• [Set task] Work out the number of lines with "subtitle" in them. Reply with that number and no other words.

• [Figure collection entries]

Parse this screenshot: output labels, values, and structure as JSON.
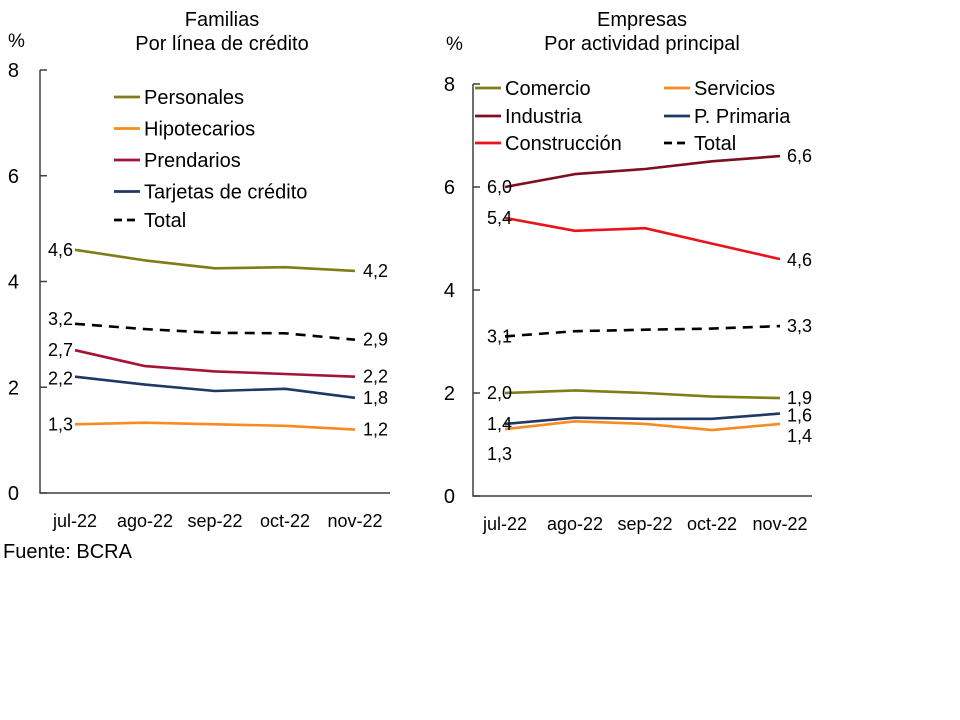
{
  "page": {
    "source_note": "Fuente: BCRA"
  },
  "chart_data": [
    {
      "type": "line",
      "title": "Familias",
      "subtitle": "Por línea de crédito",
      "unit": "%",
      "categories": [
        "jul-22",
        "ago-22",
        "sep-22",
        "oct-22",
        "nov-22"
      ],
      "ylim": [
        0,
        8
      ],
      "yticks": [
        0,
        2,
        4,
        6,
        8
      ],
      "grid": false,
      "legend_position": "upper-left-inside-single-column",
      "series": [
        {
          "name": "Personales",
          "color": "#7F7D17",
          "dash": false,
          "values": [
            4.6,
            4.4,
            4.25,
            4.27,
            4.2
          ],
          "start_label": "4,6",
          "end_label": "4,2"
        },
        {
          "name": "Hipotecarios",
          "color": "#F78B1F",
          "dash": false,
          "values": [
            1.3,
            1.33,
            1.3,
            1.27,
            1.2
          ],
          "start_label": "1,3",
          "end_label": "1,2"
        },
        {
          "name": "Prendarios",
          "color": "#A41438",
          "dash": false,
          "values": [
            2.7,
            2.4,
            2.3,
            2.25,
            2.2
          ],
          "start_label": "2,7",
          "end_label": "2,2"
        },
        {
          "name": "Tarjetas de crédito",
          "color": "#1F3864",
          "dash": false,
          "values": [
            2.2,
            2.05,
            1.93,
            1.97,
            1.8
          ],
          "start_label": "2,2",
          "end_label": "1,8"
        },
        {
          "name": "Total",
          "color": "#000000",
          "dash": true,
          "values": [
            3.2,
            3.1,
            3.03,
            3.02,
            2.9
          ],
          "start_label": "3,2",
          "end_label": "2,9"
        }
      ]
    },
    {
      "type": "line",
      "title": "Empresas",
      "subtitle": "Por actividad principal",
      "unit": "%",
      "categories": [
        "jul-22",
        "ago-22",
        "sep-22",
        "oct-22",
        "nov-22"
      ],
      "ylim": [
        0,
        8
      ],
      "yticks": [
        0,
        2,
        4,
        6,
        8
      ],
      "grid": false,
      "legend_position": "upper-left-inside-two-columns",
      "series": [
        {
          "name": "Comercio",
          "color": "#7F7D17",
          "dash": false,
          "values": [
            2.0,
            2.05,
            2.0,
            1.93,
            1.9
          ],
          "start_label": "2,0",
          "end_label": "1,9"
        },
        {
          "name": "Industria",
          "color": "#7D0F21",
          "dash": false,
          "values": [
            6.0,
            6.25,
            6.35,
            6.5,
            6.6
          ],
          "start_label": "6,0",
          "end_label": "6,6"
        },
        {
          "name": "Construcción",
          "color": "#E8131B",
          "dash": false,
          "values": [
            5.4,
            5.15,
            5.2,
            4.9,
            4.6
          ],
          "start_label": "5,4",
          "end_label": "4,6"
        },
        {
          "name": "Servicios",
          "color": "#F78B1F",
          "dash": false,
          "values": [
            1.3,
            1.45,
            1.4,
            1.28,
            1.4
          ],
          "start_label": "1,3",
          "end_label": "1,4"
        },
        {
          "name": "P. Primaria",
          "color": "#1F3864",
          "dash": false,
          "values": [
            1.4,
            1.52,
            1.5,
            1.5,
            1.6
          ],
          "start_label": "1,4",
          "end_label": "1,6"
        },
        {
          "name": "Total",
          "color": "#000000",
          "dash": true,
          "values": [
            3.1,
            3.2,
            3.23,
            3.25,
            3.3
          ],
          "start_label": "3,1",
          "end_label": "3,3"
        }
      ]
    }
  ]
}
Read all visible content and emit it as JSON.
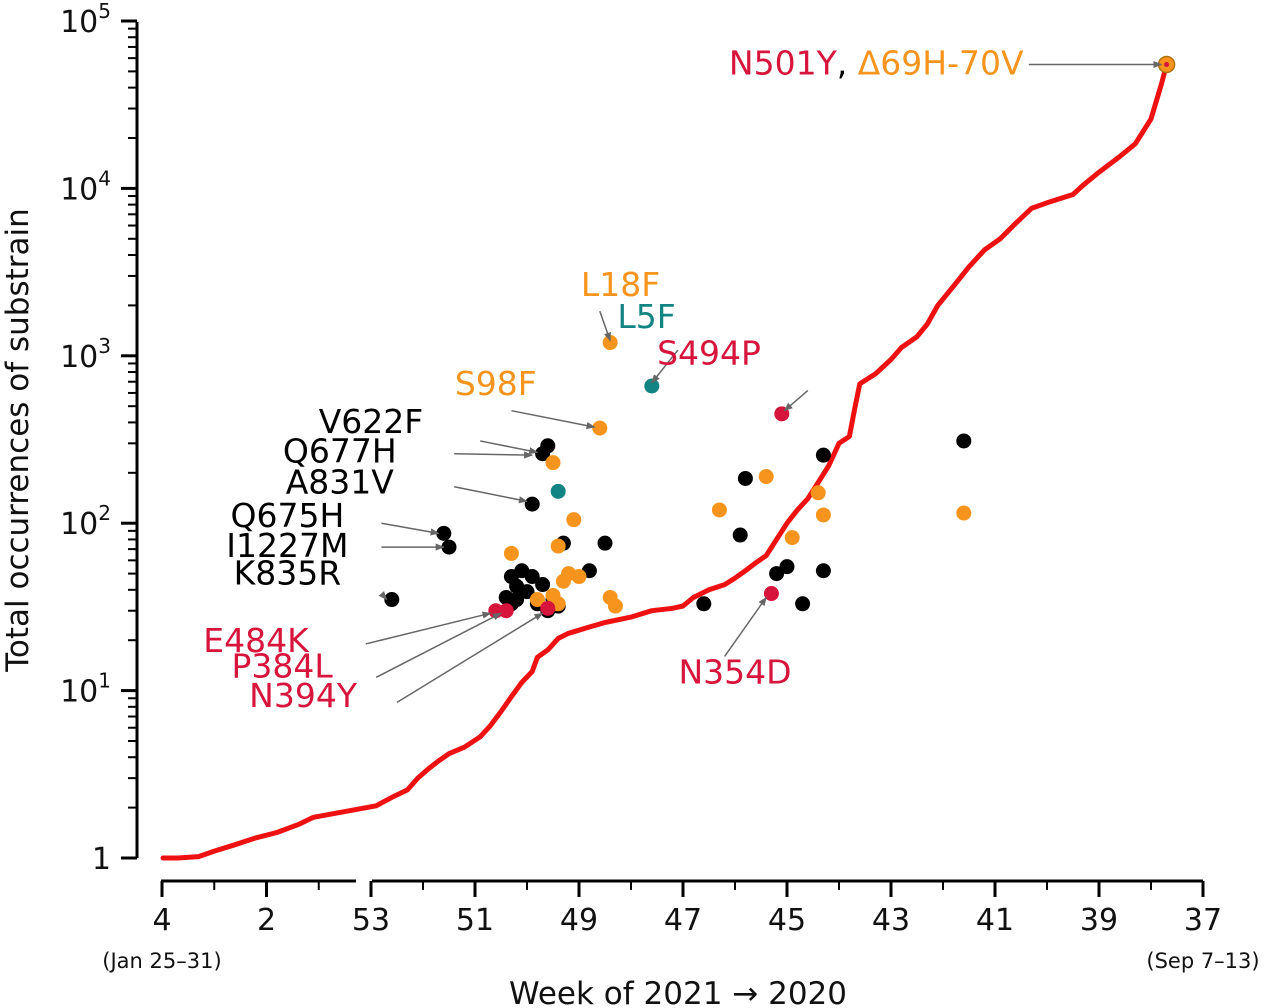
{
  "chart_data": {
    "type": "scatter",
    "title": "",
    "xlabel": "Week of 2021 → 2020",
    "ylabel": "Total occurrences of substrain",
    "y_scale": "log",
    "ylim": [
      1,
      100000
    ],
    "x_order": "reversed",
    "x_segments": [
      {
        "year": 2021,
        "from": 4,
        "to": 1,
        "ticks": [
          4,
          2
        ]
      },
      {
        "year": 2020,
        "from": 53,
        "to": 37,
        "ticks": [
          53,
          51,
          49,
          47,
          45,
          43,
          41,
          39,
          37
        ]
      }
    ],
    "x_tick_labels": [
      "4",
      "2",
      "53",
      "51",
      "49",
      "47",
      "45",
      "43",
      "41",
      "39",
      "37"
    ],
    "y_ticks": [
      {
        "value": 1,
        "base": "1",
        "exp": ""
      },
      {
        "value": 10,
        "base": "10",
        "exp": "1"
      },
      {
        "value": 100,
        "base": "10",
        "exp": "2"
      },
      {
        "value": 1000,
        "base": "10",
        "exp": "3"
      },
      {
        "value": 10000,
        "base": "10",
        "exp": "4"
      },
      {
        "value": 100000,
        "base": "10",
        "exp": "5"
      }
    ],
    "x_notes": {
      "left": "(Jan 25–31)",
      "right": "(Sep 7–13)"
    },
    "colors": {
      "line": "#ee1111",
      "black": "#000000",
      "orange": "#f7941d",
      "teal": "#138484",
      "red": "#d7143c",
      "arrow": "#666666"
    },
    "line_series": {
      "name": "N501Y, Δ69H-70V",
      "points": [
        [
          3.98,
          1
        ],
        [
          3.7,
          1
        ],
        [
          3.3,
          1.02
        ],
        [
          3.0,
          1.1
        ],
        [
          2.6,
          1.2
        ],
        [
          2.2,
          1.32
        ],
        [
          1.8,
          1.42
        ],
        [
          1.4,
          1.58
        ],
        [
          1.1,
          1.75
        ],
        [
          52.9,
          2.05
        ],
        [
          52.6,
          2.3
        ],
        [
          52.3,
          2.55
        ],
        [
          52.1,
          3.0
        ],
        [
          51.9,
          3.4
        ],
        [
          51.7,
          3.8
        ],
        [
          51.5,
          4.2
        ],
        [
          51.2,
          4.6
        ],
        [
          50.9,
          5.3
        ],
        [
          50.7,
          6.2
        ],
        [
          50.5,
          7.5
        ],
        [
          50.3,
          9.2
        ],
        [
          50.1,
          11.2
        ],
        [
          49.9,
          13.0
        ],
        [
          49.8,
          15.8
        ],
        [
          49.6,
          17.5
        ],
        [
          49.4,
          20.5
        ],
        [
          49.2,
          22.0
        ],
        [
          48.8,
          24.0
        ],
        [
          48.5,
          25.5
        ],
        [
          48.0,
          27.5
        ],
        [
          47.6,
          30.0
        ],
        [
          47.2,
          31.0
        ],
        [
          47.0,
          32.0
        ],
        [
          46.8,
          36.0
        ],
        [
          46.5,
          40.0
        ],
        [
          46.2,
          43.0
        ],
        [
          46.0,
          47.0
        ],
        [
          45.8,
          52.0
        ],
        [
          45.6,
          58.0
        ],
        [
          45.4,
          64.0
        ],
        [
          45.2,
          80.0
        ],
        [
          45.0,
          100.0
        ],
        [
          44.8,
          120.0
        ],
        [
          44.6,
          140.0
        ],
        [
          44.4,
          175.0
        ],
        [
          44.2,
          220.0
        ],
        [
          44.0,
          300.0
        ],
        [
          43.8,
          330.0
        ],
        [
          43.7,
          480.0
        ],
        [
          43.6,
          680.0
        ],
        [
          43.3,
          780.0
        ],
        [
          43.0,
          950.0
        ],
        [
          42.8,
          1120.0
        ],
        [
          42.5,
          1300.0
        ],
        [
          42.3,
          1550.0
        ],
        [
          42.1,
          2000.0
        ],
        [
          41.8,
          2600.0
        ],
        [
          41.5,
          3400.0
        ],
        [
          41.2,
          4300.0
        ],
        [
          40.9,
          5000.0
        ],
        [
          40.6,
          6200.0
        ],
        [
          40.3,
          7600.0
        ],
        [
          40.0,
          8200.0
        ],
        [
          39.5,
          9200.0
        ],
        [
          39.3,
          10500.0
        ],
        [
          39.0,
          12500.0
        ],
        [
          38.6,
          15500.0
        ],
        [
          38.3,
          18500.0
        ],
        [
          38.0,
          26000.0
        ],
        [
          37.8,
          42000.0
        ],
        [
          37.7,
          55000.0
        ]
      ]
    },
    "point_series": [
      {
        "name": "black",
        "color": "#000000",
        "points": [
          [
            51.6,
            87
          ],
          [
            51.5,
            72
          ],
          [
            52.6,
            35
          ],
          [
            49.7,
            260
          ],
          [
            49.6,
            290
          ],
          [
            49.9,
            130
          ],
          [
            50.3,
            48
          ],
          [
            50.2,
            42
          ],
          [
            50.1,
            52
          ],
          [
            50.0,
            39
          ],
          [
            49.9,
            48
          ],
          [
            49.7,
            43
          ],
          [
            49.5,
            35
          ],
          [
            49.4,
            32
          ],
          [
            49.3,
            76
          ],
          [
            49.6,
            30
          ],
          [
            49.8,
            33
          ],
          [
            49.4,
            32
          ],
          [
            50.3,
            33
          ],
          [
            50.2,
            35
          ],
          [
            48.8,
            52
          ],
          [
            48.5,
            76
          ],
          [
            46.6,
            33
          ],
          [
            45.8,
            185
          ],
          [
            45.9,
            85
          ],
          [
            45.2,
            50
          ],
          [
            45.0,
            55
          ],
          [
            44.7,
            33
          ],
          [
            44.3,
            255
          ],
          [
            44.3,
            52
          ],
          [
            41.6,
            310
          ],
          [
            50.4,
            36
          ]
        ]
      },
      {
        "name": "orange",
        "color": "#f7941d",
        "points": [
          [
            48.4,
            1200
          ],
          [
            48.6,
            370
          ],
          [
            49.5,
            230
          ],
          [
            49.1,
            105
          ],
          [
            49.4,
            73
          ],
          [
            49.0,
            48
          ],
          [
            49.2,
            50
          ],
          [
            49.3,
            45
          ],
          [
            49.5,
            37
          ],
          [
            49.4,
            33
          ],
          [
            48.4,
            36
          ],
          [
            48.3,
            32
          ],
          [
            50.3,
            66
          ],
          [
            46.3,
            120
          ],
          [
            45.4,
            190
          ],
          [
            44.9,
            82
          ],
          [
            44.4,
            152
          ],
          [
            44.3,
            112
          ],
          [
            41.6,
            115
          ],
          [
            49.8,
            35
          ]
        ]
      },
      {
        "name": "teal",
        "color": "#138484",
        "points": [
          [
            47.6,
            660
          ],
          [
            49.4,
            155
          ]
        ]
      },
      {
        "name": "red",
        "color": "#d7143c",
        "points": [
          [
            45.1,
            450
          ],
          [
            45.3,
            38
          ],
          [
            50.6,
            30
          ],
          [
            50.4,
            30
          ],
          [
            49.6,
            31
          ]
        ]
      }
    ],
    "highlight_point": [
      37.7,
      55000
    ],
    "annotations": [
      {
        "label": "L18F",
        "color": "orange",
        "text_at": [
          48.2,
          2270
        ],
        "arrow_from": [
          48.6,
          1850
        ],
        "arrow_to": [
          48.4,
          1230
        ]
      },
      {
        "label": "L5F",
        "color": "teal",
        "text_at": [
          47.7,
          1470
        ],
        "arrow_from": [
          47.1,
          1080
        ],
        "arrow_to": [
          47.6,
          690
        ]
      },
      {
        "label": "S494P",
        "color": "red",
        "text_at": [
          46.5,
          890
        ],
        "arrow_from": [
          44.6,
          620
        ],
        "arrow_to": [
          45.05,
          470
        ]
      },
      {
        "label": "S98F",
        "color": "orange",
        "text_at": [
          50.6,
          585
        ],
        "arrow_from": [
          50.3,
          470
        ],
        "arrow_to": [
          48.7,
          375
        ]
      },
      {
        "label": "V622F",
        "color": "black",
        "text_at": [
          53.0,
          345
        ],
        "arrow_from": [
          50.9,
          310
        ],
        "arrow_to": [
          49.8,
          265
        ]
      },
      {
        "label": "Q677H",
        "color": "black",
        "text_at": [
          53.6,
          230
        ],
        "arrow_from": [
          51.4,
          260
        ],
        "arrow_to": [
          49.9,
          255
        ]
      },
      {
        "label": "A831V",
        "color": "black",
        "text_at": [
          53.6,
          150
        ],
        "arrow_from": [
          51.4,
          165
        ],
        "arrow_to": [
          50.0,
          135
        ]
      },
      {
        "label": "Q675H",
        "color": "black",
        "text_at": [
          1.6,
          95
        ],
        "arrow_from": [
          52.8,
          100
        ],
        "arrow_to": [
          51.7,
          87
        ]
      },
      {
        "label": "I1227M",
        "color": "black",
        "text_at": [
          1.6,
          63
        ],
        "arrow_from": [
          52.8,
          72
        ],
        "arrow_to": [
          51.6,
          72
        ]
      },
      {
        "label": "K835R",
        "color": "black",
        "text_at": [
          1.6,
          43
        ],
        "arrow_from": [
          52.8,
          38
        ],
        "arrow_to": [
          52.7,
          35
        ]
      },
      {
        "label": "E484K",
        "color": "red",
        "text_at": [
          2.2,
          17
        ],
        "arrow_from": [
          53.1,
          19
        ],
        "arrow_to": [
          50.7,
          29
        ]
      },
      {
        "label": "P384L",
        "color": "red",
        "text_at": [
          1.7,
          12
        ],
        "arrow_from": [
          52.9,
          12
        ],
        "arrow_to": [
          50.5,
          29
        ]
      },
      {
        "label": "N394Y",
        "color": "red",
        "text_at": [
          1.3,
          8
        ],
        "arrow_from": [
          52.5,
          8.5
        ],
        "arrow_to": [
          49.7,
          29
        ]
      },
      {
        "label": "N354D",
        "color": "red",
        "text_at": [
          46.0,
          11
        ],
        "arrow_from": [
          46.2,
          16
        ],
        "arrow_to": [
          45.4,
          36
        ]
      }
    ],
    "top_annotation": {
      "parts": [
        {
          "text": "N501Y",
          "color": "red"
        },
        {
          "text": ", ",
          "color": "black"
        },
        {
          "text": "Δ69H-70V",
          "color": "orange"
        }
      ],
      "text_end_at": [
        40.45,
        48000
      ],
      "arrow_from": [
        40.35,
        55000
      ],
      "arrow_to": [
        37.8,
        55000
      ]
    }
  }
}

• [Exercise response] 2